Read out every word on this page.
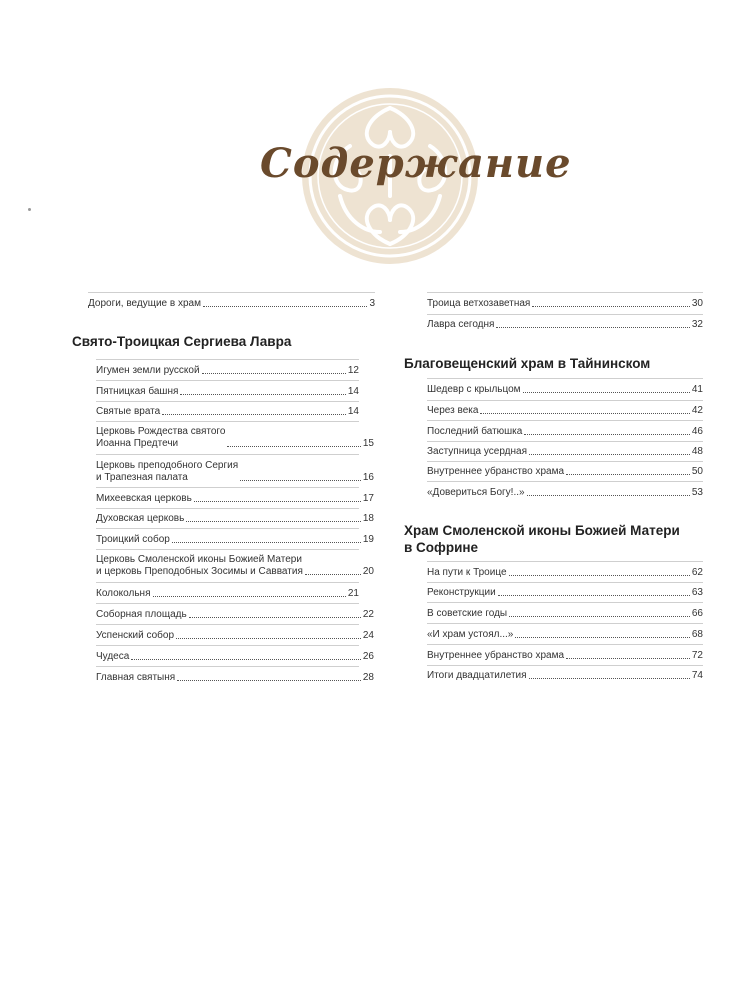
Содержание
Дороги, ведущие в храм	3
Свято-Троицкая Сергиева Лавра
Игумен земли русской	12
Пятницкая башня	14
Святые врата	14
Церковь Рождества святого
Иоанна Предтечи	15
Церковь преподобного Сергия
и Трапезная палата	16
Михеевская церковь	17
Духовская церковь	18
Троицкий собор	19
Церковь Смоленской иконы Божией Матери
и церковь Преподобных Зосимы и Савватия	20
Колокольня	21
Соборная площадь	22
Успенский собор	24
Чудеса	26
Главная святыня	28
Троица ветхозаветная	30
Лавра сегодня	32
Благовещенский храм в Тайнинском
Шедевр с крыльцом	41
Через века	42
Последний батюшка	46
Заступница усердная	48
Внутреннее убранство храма	50
«Довериться Богу!..»	53
Храм Смоленской иконы Божией Матери
в Софрине
На пути к Троице	62
Реконструкции	63
В советские годы	66
«И храм устоял...»	68
Внутреннее убранство храма	72
Итоги двадцатилетия	74
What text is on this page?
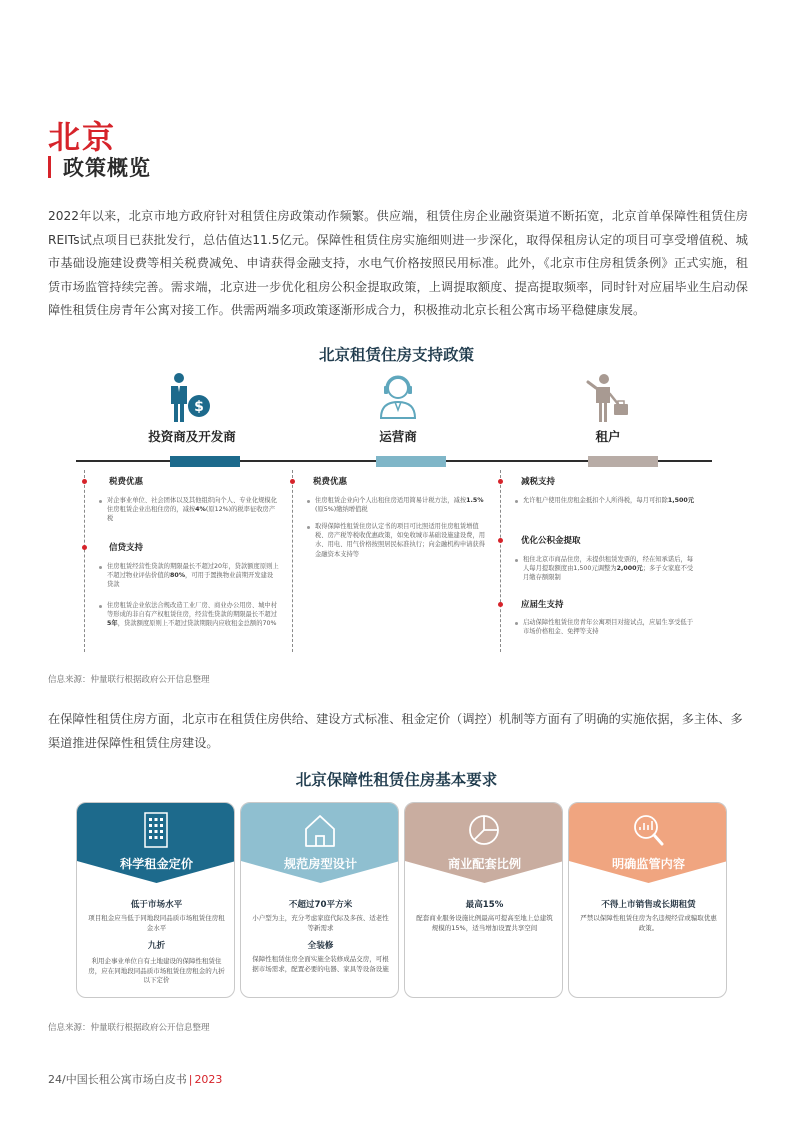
北京
政策概览
2022年以来，北京市地方政府针对租赁住房政策动作频繁。供应端，租赁住房企业融资渠道不断拓宽，北京首单保障性租赁住房REITs试点项目已获批发行，总估值达11.5亿元。保障性租赁住房实施细则进一步深化，取得保租房认定的项目可享受增值税、城市基础设施建设费等相关税费减免、申请获得金融支持，水电气价格按照民用标准。此外，《北京市住房租赁条例》正式实施，租赁市场监管持续完善。需求端，北京进一步优化租房公积金提取政策，上调提取额度、提高提取频率，同时针对应届毕业生启动保障性租赁住房青年公寓对接工作。供需两端多项政策逐渐形成合力，积极推动北京长租公寓市场平稳健康发展。
北京租赁住房支持政策
$
投资商及开发商	运营商	租户
税费优惠
对企事业单位、社会团体以及其他组织向个人、专业化规模化住房租赁企业出租住房的，减按4%(原12%)的税率征收房产税
信贷支持
住房租赁经营性贷款的期限最长不超过20年，贷款额度原则上不超过物业评估价值的80%，可用于置换物业前期开发建设贷款
住房租赁企业依法合规改造工业厂房、商业办公用房、城中村等形成的非自有产权租赁住房，经营性贷款的期限最长不超过5年，贷款额度原则上不超过贷款期限内应收租金总额的70%
税费优惠
住房租赁企业向个人出租住房适用简易计税方法，减按1.5%(原5%)缴纳增值税
取得保障性租赁住房认定书的项目可比照适用住房租赁增值税、房产税等税收优惠政策，如免收城市基础设施建设费，用水、用电、用气价格按照居民标准执行；向金融机构申请获得金融资本支持等
减税支持
允许租户使用住房租金抵扣个人所得税，每月可扣除1,500元
优化公积金提取
租住北京市商品住房，未提供租赁发票的，经在知承诺后，每人每月提取额度由1,500元调整为2,000元；多子女家庭不受月缴存额限制
应届生支持
启动保障性租赁住房青年公寓项目对接试点，应届生享受低于市场价格租金、免押等支持
信息来源：仲量联行根据政府公开信息整理
在保障性租赁住房方面，北京市在租赁住房供给、建设方式标准、租金定价（调控）机制等方面有了明确的实施依据，多主体、多渠道推进保障性租赁住房建设。
北京保障性租赁住房基本要求
科学租金定价
低于市场水平
项目租金应当低于同地段同品质市场租赁住房租金水平
九折
利用企事业单位自有土地建设的保障性租赁住房，应在同地段同品质市场租赁住房租金的九折以下定价
规范房型设计
不超过70平方米
小户型为主，充分考虑家庭代际及多孩、适老性等新需求
全装修
保障性租赁住房全面实施全装修成品交房，可根据市场需求，配置必要的电器、家具等设备设施
商业配套比例
最高15%
配套商业服务设施比例最高可提高至地上总建筑规模的15%，适当增加设置共享空间
明确监管内容
不得上市销售或长期租赁
严禁以保障性租赁住房为名违规经营或骗取优惠政策。
信息来源：仲量联行根据政府公开信息整理
24/中国长租公寓市场白皮书 | 2023
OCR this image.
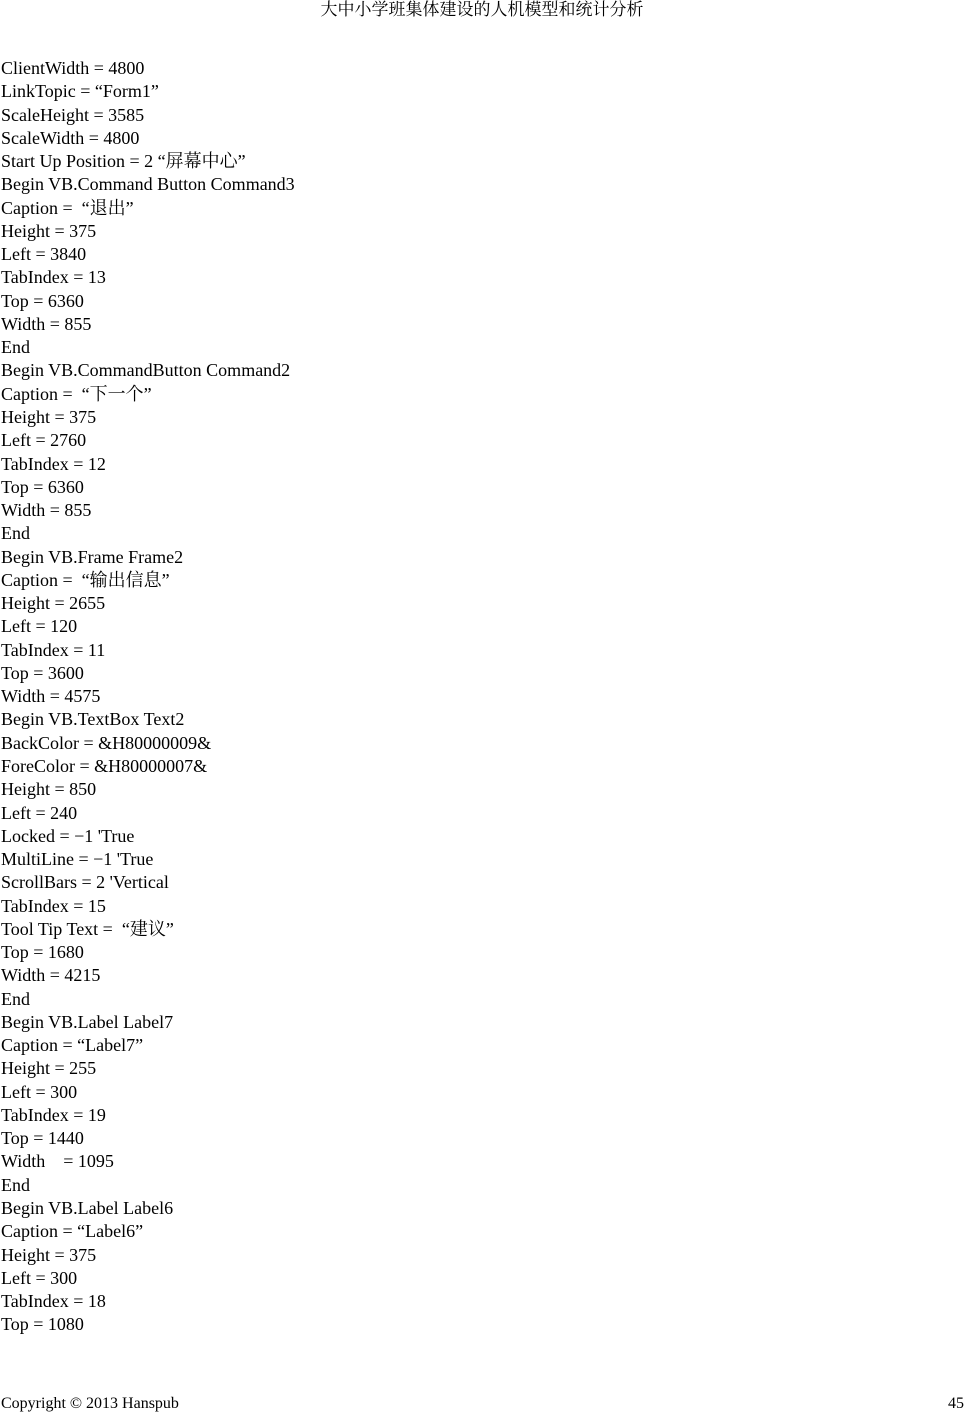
大中小学班集体建设的人机模型和统计分析
ClientWidth = 4800
LinkTopic = “Form1”
ScaleHeight = 3585
ScaleWidth = 4800
Start Up Position = 2 “屏幕中心”
Begin VB.Command Button Command3
Caption =  “退出”
Height = 375
Left = 3840
TabIndex = 13
Top = 6360
Width = 855
End
Begin VB.CommandButton Command2
Caption =  “下一个”
Height = 375
Left = 2760
TabIndex = 12
Top = 6360
Width = 855
End
Begin VB.Frame Frame2
Caption =  “输出信息”
Height = 2655
Left = 120
TabIndex = 11
Top = 3600
Width = 4575
Begin VB.TextBox Text2
BackColor = &H80000009&
ForeColor = &H80000007&
Height = 850
Left = 240
Locked = −1 'True
MultiLine = −1 'True
ScrollBars = 2 'Vertical
TabIndex = 15
Tool Tip Text =  “建议”
Top = 1680
Width = 4215
End
Begin VB.Label Label7
Caption = “Label7”
Height = 255
Left = 300
TabIndex = 19
Top = 1440
Width    = 1095
End
Begin VB.Label Label6
Caption = “Label6”
Height = 375
Left = 300
TabIndex = 18
Top = 1080
Copyright © 2013 Hanspub	45
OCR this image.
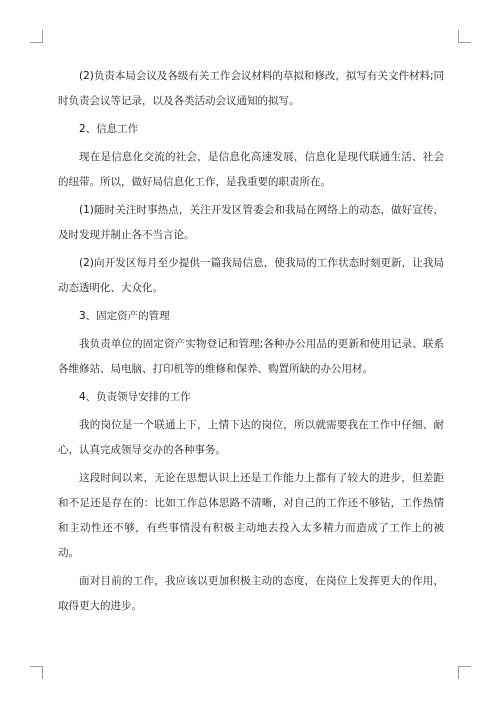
(2)负责本局会议及各级有关工作会议材料的草拟和修改，拟写有关文件材料;同时负责会议等记录，以及各类活动会议通知的拟写。
2、信息工作
现在是信息化交流的社会，是信息化高速发展，信息化是现代联通生活、社会的纽带。所以，做好局信息化工作，是我重要的职责所在。
(1)随时关注时事热点，关注开发区管委会和我局在网络上的动态，做好宣传，及时发现并制止各不当言论。
(2)向开发区每月至少提供一篇我局信息，使我局的工作状态时刻更新，让我局动态透明化、大众化。
3、固定资产的管理
我负责单位的固定资产实物登记和管理;各种办公用品的更新和使用记录、联系各维修站、局电脑、打印机等的维修和保养、购置所缺的办公用材。
4、负责领导安排的工作
我的岗位是一个联通上下，上情下达的岗位，所以就需要我在工作中仔细、耐心，认真完成领导交办的各种事务。
这段时间以来，无论在思想认识上还是工作能力上都有了较大的进步，但差距和不足还是存在的：比如工作总体思路不清晰，对自己的工作还不够钻，工作热情和主动性还不够，有些事情没有积极主动地去投入太多精力而造成了工作上的被动。
面对目前的工作，我应该以更加积极主动的态度，在岗位上发挥更大的作用，取得更大的进步。
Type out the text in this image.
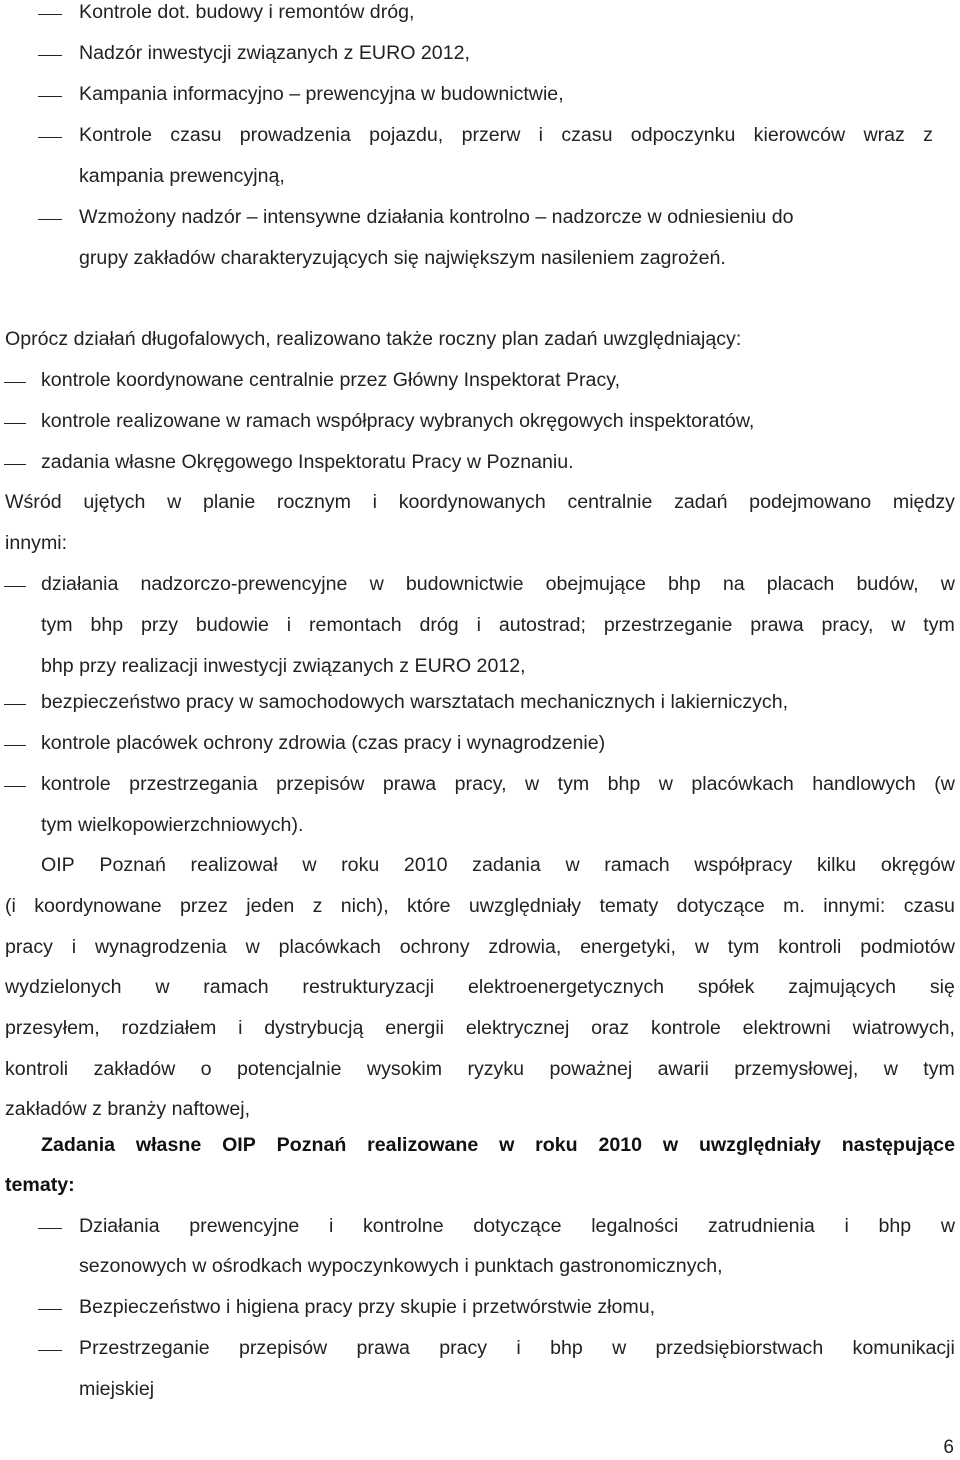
Kontrole dot. budowy i remontów dróg,
Nadzór inwestycji związanych z EURO 2012,
Kampania informacyjno – prewencyjna w budownictwie,
Kontrole czasu prowadzenia pojazdu, przerw i czasu odpoczynku kierowców wraz z
kampania prewencyjną,
Wzmożony nadzór – intensywne działania kontrolno – nadzorcze w odniesieniu do
grupy zakładów charakteryzujących się największym nasileniem zagrożeń.
Oprócz działań długofalowych, realizowano także roczny plan zadań uwzględniający:
kontrole koordynowane centralnie przez Główny Inspektorat Pracy,
kontrole realizowane w ramach współpracy wybranych okręgowych inspektoratów,
zadania własne Okręgowego Inspektoratu Pracy w Poznaniu.
Wśród ujętych w planie rocznym i koordynowanych centralnie zadań podejmowano między
innymi:
działania nadzorczo-prewencyjne w budownictwie obejmujące bhp na placach budów, w
tym bhp przy budowie i remontach dróg i autostrad; przestrzeganie prawa pracy, w tym
bhp przy realizacji inwestycji związanych z EURO 2012,
bezpieczeństwo pracy w samochodowych warsztatach mechanicznych i lakierniczych,
kontrole placówek ochrony zdrowia (czas pracy i wynagrodzenie)
kontrole przestrzegania przepisów prawa pracy, w tym bhp w placówkach handlowych (w
tym wielkopowierzchniowych).
OIP Poznań realizował w roku 2010 zadania w ramach współpracy kilku okręgów
(i koordynowane przez jeden z nich), które uwzględniały tematy dotyczące m. innymi: czasu
pracy i wynagrodzenia w placówkach ochrony zdrowia, energetyki, w tym kontroli podmiotów
wydzielonych w ramach restrukturyzacji elektroenergetycznych spółek zajmujących się
przesyłem, rozdziałem i dystrybucją energii elektrycznej oraz kontrole elektrowni wiatrowych,
kontroli zakładów o potencjalnie wysokim ryzyku poważnej awarii przemysłowej, w tym
zakładów z branży naftowej,
Zadania własne OIP Poznań realizowane w roku 2010 w uwzględniały następujące
tematy:
Działania prewencyjne i kontrolne dotyczące legalności zatrudnienia i bhp w
sezonowych w ośrodkach wypoczynkowych i punktach gastronomicznych,
Bezpieczeństwo i higiena pracy przy skupie i przetwórstwie złomu,
Przestrzeganie przepisów prawa pracy i bhp w przedsiębiorstwach komunikacji
miejskiej
6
----
▶ [WRITTEN REQUEST] List the lines of the material in which the word "убранство" occurs.

▶ [CORRECT RESULT]
Внутреннее убранство храма	50
Внутреннее убранство храма	72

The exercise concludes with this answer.